ARTICLE -

★ ★ ★ ★

Saturday, August 30, 2008

Murder in the First Degree

Look, you can’t do things like that! Now, I don't know how I can explain this to you. But, it's not only against the law, its wrong! It's not a nice thing to do. People wouldn't understand. He wouldn't understand. What I mean is...Well...This is developing into a very bad habit!

-Mortimer Brewster in Arsenic and Old Lace

Wednesday, August 27, 2008

Rebelling Against Your Parents

[Gabriel Syme's] respectability was spontaneous and sudden, a rebellion against rebellion. He came of a family of cranks, in which all the oldest people had all the newest notions. One of his uncles always walked about without a hat, and another had made an unsuccessful attempt to walk about with a hat and nothing else. His father cultivated art and self-realisation; his mother went in for simplicity and hygiene. Hence the child, during his tender years, was wholly unacquainted with any drink between the extremes of absinth and cocoa, of both of which he had a healthy dislike. The more his mother preached a more than Puritan abstinence the more did his father expand into a more than pagan latitude; and by the time the former had come to enforcing vegetarianism, the latter had pretty well reached the point of defending cannibalism.

Being surrounded with every conceivable kind of revolt from infancy, Gabriel had to revolt into something, so he revolted into the only thing left—sanity.

-G. K. Chesterton, The Man Who Was Thursday, 22.

Friday, August 22, 2008

King Lear and the Apostle Paul

It is in First Corinthians that Paul also writes “God chose what is weak in the world to shame the strong, God chose what is low and despised in the world, even things that are not, to bring to nothing things that are,” and the echoes of those words in King Lear are so striking that it is hard to believe that they were not consciously in Shakespeare’s mind as he wrote it. Not only are the foolish wise in his play and the wise foolish, just as the weak are strong in it and the strong weak, but what seems to be nothing—a word that Lear and Cordelia, Edmund and Gloucester, and the Fool all play upon at some length—turns out to be something of surpassing importance, as it does when in answer to Lear’s “What can you say to draw a third more opulent than your sisters?” Cordelia’s “nothing” contains the whole richness and truth of her love contrasted with her sisters’ deceit. It is almost possible to think of Shakespeare as having written the entire play as a gloss on St. Paul, adding to it such other paradoxes of his own, as that it is the sane who are mad and the mad sane, just as it also the blind who see and the seeing who are blind.

★ ★ ★ ★

GOAL -
Pick up the blog of literary quotations after its final sentence and keep writing it. You won't need the listing that comes next.

COLLECTED MATERIAL -
★ ★ ★ ★

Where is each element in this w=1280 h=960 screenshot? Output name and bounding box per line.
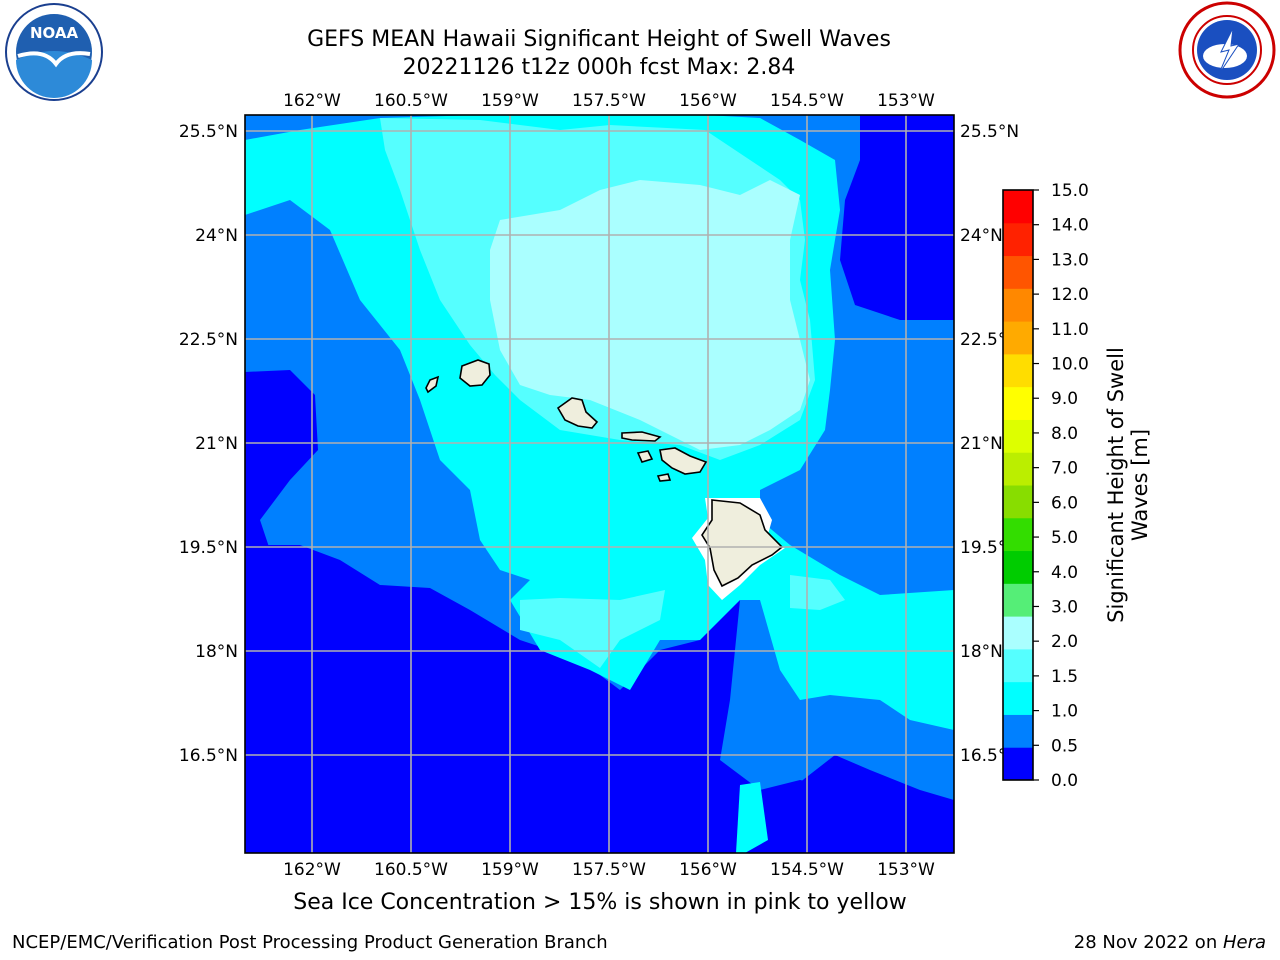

★ ★ ★ ★

RESULT OF THIS EXERCISE -
-Frederick Buechner, Speak What We Feel, 137-138.

King Lear as Fairytale

The opening scene of [King Lear] has a fairytale quality about it, with the two wicked sisters and the one good one, as in Cinderella, and the richest treasure going to the one who gives the best speech as to the one who makes the right wish or opens the right casket, but it isn't long before Shakespeare turns all this on its head and the hope that they will all live happily ever after gets lost in nightmare. And yet, and yet, he seems to say, maybe life is like a fairy tale notwithstanding, if only in the sense that all disguises are stripped away in the end and all evil spells undone, so that even the Beast becomes beautiful when he discovers that Beauty loves him, and even the old king, with Beauty dead in his arms, finally becomes a human being, and the last word, like Albany's, is a word of mercy.

-Frederick Buechner, Speak What We Feel, 153-154.

Thursday, August 21, 2008

Tragedy Tomorrow, Comedy Tonight

Something familiar,
Something peculiar,
Something for everyone:
A comedy tonight!

Something appealing,
Something appalling,
Something for everyone:
A comedy tonight!

Nothing with kings, nothing with crowns;
Bring on the lovers, liars and clowns!

Old situations,
New complications,
Nothing portentous or polite;
Tragedy tomorrow,
Comedy tonight!

Something convulsive,
Something repulsive,
Something for everyone:
A comedy tonight!

Something aesthetic,
Something frenetic,
Something for everyone:
A comedy tonight!

Nothing with gods, nothing with fate;
Weighty affairs will just have to wait!

Nothing that's formal,
Nothing that's normal,
No recitations to recite;
Open up the curtain:
Comedy Tonight!

Something erratic,
Something dramatic,
Something for everyone:
A comedy tonight!

Frenzy and frolic,
Strictly symbolic,
Something for everyone:
A comedy tonight!

Something familiar,
Something peculiar,
Something for everybody:
Comedy tonight!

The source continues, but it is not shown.